[Data entries]
────────────────

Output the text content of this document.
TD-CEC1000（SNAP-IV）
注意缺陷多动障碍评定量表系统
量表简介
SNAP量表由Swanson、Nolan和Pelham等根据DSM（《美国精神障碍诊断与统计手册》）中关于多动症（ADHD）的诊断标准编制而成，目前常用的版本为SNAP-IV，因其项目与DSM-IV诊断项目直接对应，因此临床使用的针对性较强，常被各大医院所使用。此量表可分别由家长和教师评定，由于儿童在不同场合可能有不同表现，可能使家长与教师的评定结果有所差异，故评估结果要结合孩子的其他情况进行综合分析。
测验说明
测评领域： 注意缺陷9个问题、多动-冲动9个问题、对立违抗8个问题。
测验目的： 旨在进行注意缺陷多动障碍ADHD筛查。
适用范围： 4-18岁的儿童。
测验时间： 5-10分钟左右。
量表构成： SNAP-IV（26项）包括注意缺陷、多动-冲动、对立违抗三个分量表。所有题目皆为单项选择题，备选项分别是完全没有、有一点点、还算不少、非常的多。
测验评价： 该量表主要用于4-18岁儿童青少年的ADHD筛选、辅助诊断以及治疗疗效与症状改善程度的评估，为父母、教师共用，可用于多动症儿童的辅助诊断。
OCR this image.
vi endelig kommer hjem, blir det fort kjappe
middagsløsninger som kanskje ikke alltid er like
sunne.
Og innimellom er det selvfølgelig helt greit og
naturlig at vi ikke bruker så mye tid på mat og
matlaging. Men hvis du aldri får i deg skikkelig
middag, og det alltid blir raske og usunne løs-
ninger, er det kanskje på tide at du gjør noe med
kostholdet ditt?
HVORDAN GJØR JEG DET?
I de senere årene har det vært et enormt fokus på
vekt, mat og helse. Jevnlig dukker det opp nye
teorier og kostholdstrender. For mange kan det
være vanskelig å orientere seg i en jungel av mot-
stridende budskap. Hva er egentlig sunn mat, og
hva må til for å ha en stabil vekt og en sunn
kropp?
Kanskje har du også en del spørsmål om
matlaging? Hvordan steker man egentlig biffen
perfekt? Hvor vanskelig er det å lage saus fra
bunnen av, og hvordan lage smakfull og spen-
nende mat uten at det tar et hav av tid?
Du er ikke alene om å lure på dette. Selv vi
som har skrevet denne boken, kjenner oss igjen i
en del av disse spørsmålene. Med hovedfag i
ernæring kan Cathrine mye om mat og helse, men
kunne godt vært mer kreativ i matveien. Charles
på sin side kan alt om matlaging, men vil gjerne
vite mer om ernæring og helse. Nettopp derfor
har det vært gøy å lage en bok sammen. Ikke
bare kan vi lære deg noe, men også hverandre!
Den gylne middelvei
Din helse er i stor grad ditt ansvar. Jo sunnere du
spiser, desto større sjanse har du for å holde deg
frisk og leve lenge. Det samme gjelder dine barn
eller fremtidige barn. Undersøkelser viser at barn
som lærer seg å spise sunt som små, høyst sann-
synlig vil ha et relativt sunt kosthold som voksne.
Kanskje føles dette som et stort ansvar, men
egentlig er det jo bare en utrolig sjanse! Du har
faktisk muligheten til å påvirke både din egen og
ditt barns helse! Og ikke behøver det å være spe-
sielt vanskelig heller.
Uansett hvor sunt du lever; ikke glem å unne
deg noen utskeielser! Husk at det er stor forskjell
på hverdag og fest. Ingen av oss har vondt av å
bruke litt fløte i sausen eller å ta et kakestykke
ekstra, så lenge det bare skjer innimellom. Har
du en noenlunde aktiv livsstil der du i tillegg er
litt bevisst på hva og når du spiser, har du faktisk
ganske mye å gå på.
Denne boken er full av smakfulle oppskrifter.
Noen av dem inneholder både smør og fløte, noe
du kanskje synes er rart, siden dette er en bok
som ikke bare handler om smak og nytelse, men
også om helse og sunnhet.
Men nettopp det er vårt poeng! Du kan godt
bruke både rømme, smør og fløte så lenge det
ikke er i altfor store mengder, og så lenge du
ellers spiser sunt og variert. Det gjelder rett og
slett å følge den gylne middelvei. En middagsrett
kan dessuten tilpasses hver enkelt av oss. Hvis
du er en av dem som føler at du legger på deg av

────────────────

EXERCISE REQUIREMENTS: Every line of the data above should be reproduced word for word.

COMPLETE OUTPUT:
Output the text content of this document.
TD-CEC1000（SNAP-IV）
注意缺陷多动障碍评定量表系统
量表简介
SNAP量表由Swanson、Nolan和Pelham等根据DSM（《美国精神障碍诊断与统计手册》）中关于多动症（ADHD）的诊断标准编制而成，目前常用的版本为SNAP-IV，因其项目与DSM-IV诊断项目直接对应，因此临床使用的针对性较强，常被各大医院所使用。此量表可分别由家长和教师评定，由于儿童在不同场合可能有不同表现，可能使家长与教师的评定结果有所差异，故评估结果要结合孩子的其他情况进行综合分析。
测验说明
测评领域： 注意缺陷9个问题、多动-冲动9个问题、对立违抗8个问题。
测验目的： 旨在进行注意缺陷多动障碍ADHD筛查。
适用范围： 4-18岁的儿童。
测验时间： 5-10分钟左右。
量表构成： SNAP-IV（26项）包括注意缺陷、多动-冲动、对立违抗三个分量表。所有题目皆为单项选择题，备选项分别是完全没有、有一点点、还算不少、非常的多。
测验评价： 该量表主要用于4-18岁儿童青少年的ADHD筛选、辅助诊断以及治疗疗效与症状改善程度的评估，为父母、教师共用，可用于多动症儿童的辅助诊断。
OCR this image.
vi endelig kommer hjem, blir det fort kjappe
middagsløsninger som kanskje ikke alltid er like
sunne.
Og innimellom er det selvfølgelig helt greit og
naturlig at vi ikke bruker så mye tid på mat og
matlaging. Men hvis du aldri får i deg skikkelig
middag, og det alltid blir raske og usunne løs-
ninger, er det kanskje på tide at du gjør noe med
kostholdet ditt?
HVORDAN GJØR JEG DET?
I de senere årene har det vært et enormt fokus på
vekt, mat og helse. Jevnlig dukker det opp nye
teorier og kostholdstrender. For mange kan det
være vanskelig å orientere seg i en jungel av mot-
stridende budskap. Hva er egentlig sunn mat, og
hva må til for å ha en stabil vekt og en sunn
kropp?
Kanskje har du også en del spørsmål om
matlaging? Hvordan steker man egentlig biffen
perfekt? Hvor vanskelig er det å lage saus fra
bunnen av, og hvordan lage smakfull og spen-
nende mat uten at det tar et hav av tid?
Du er ikke alene om å lure på dette. Selv vi
som har skrevet denne boken, kjenner oss igjen i
en del av disse spørsmålene. Med hovedfag i
ernæring kan Cathrine mye om mat og helse, men
kunne godt vært mer kreativ i matveien. Charles
på sin side kan alt om matlaging, men vil gjerne
vite mer om ernæring og helse. Nettopp derfor
har det vært gøy å lage en bok sammen. Ikke
bare kan vi lære deg noe, men også hverandre!
Den gylne middelvei
Din helse er i stor grad ditt ansvar. Jo sunnere du
spiser, desto større sjanse har du for å holde deg
frisk og leve lenge. Det samme gjelder dine barn
eller fremtidige barn. Undersøkelser viser at barn
som lærer seg å spise sunt som små, høyst sann-
synlig vil ha et relativt sunt kosthold som voksne.
Kanskje føles dette som et stort ansvar, men
egentlig er det jo bare en utrolig sjanse! Du har
faktisk muligheten til å påvirke både din egen og
ditt barns helse! Og ikke behøver det å være spe-
sielt vanskelig heller.
Uansett hvor sunt du lever; ikke glem å unne
deg noen utskeielser! Husk at det er stor forskjell
på hverdag og fest. Ingen av oss har vondt av å
bruke litt fløte i sausen eller å ta et kakestykke
ekstra, så lenge det bare skjer innimellom. Har
du en noenlunde aktiv livsstil der du i tillegg er
litt bevisst på hva og når du spiser, har du faktisk
ganske mye å gå på.
Denne boken er full av smakfulle oppskrifter.
Noen av dem inneholder både smør og fløte, noe
du kanskje synes er rart, siden dette er en bok
som ikke bare handler om smak og nytelse, men
også om helse og sunnhet.
Men nettopp det er vårt poeng! Du kan godt
bruke både rømme, smør og fløte så lenge det
ikke er i altfor store mengder, og så lenge du
ellers spiser sunt og variert. Det gjelder rett og
slett å følge den gylne middelvei. En middagsrett
kan dessuten tilpasses hver enkelt av oss. Hvis
du er en av dem som føler at du legger på deg av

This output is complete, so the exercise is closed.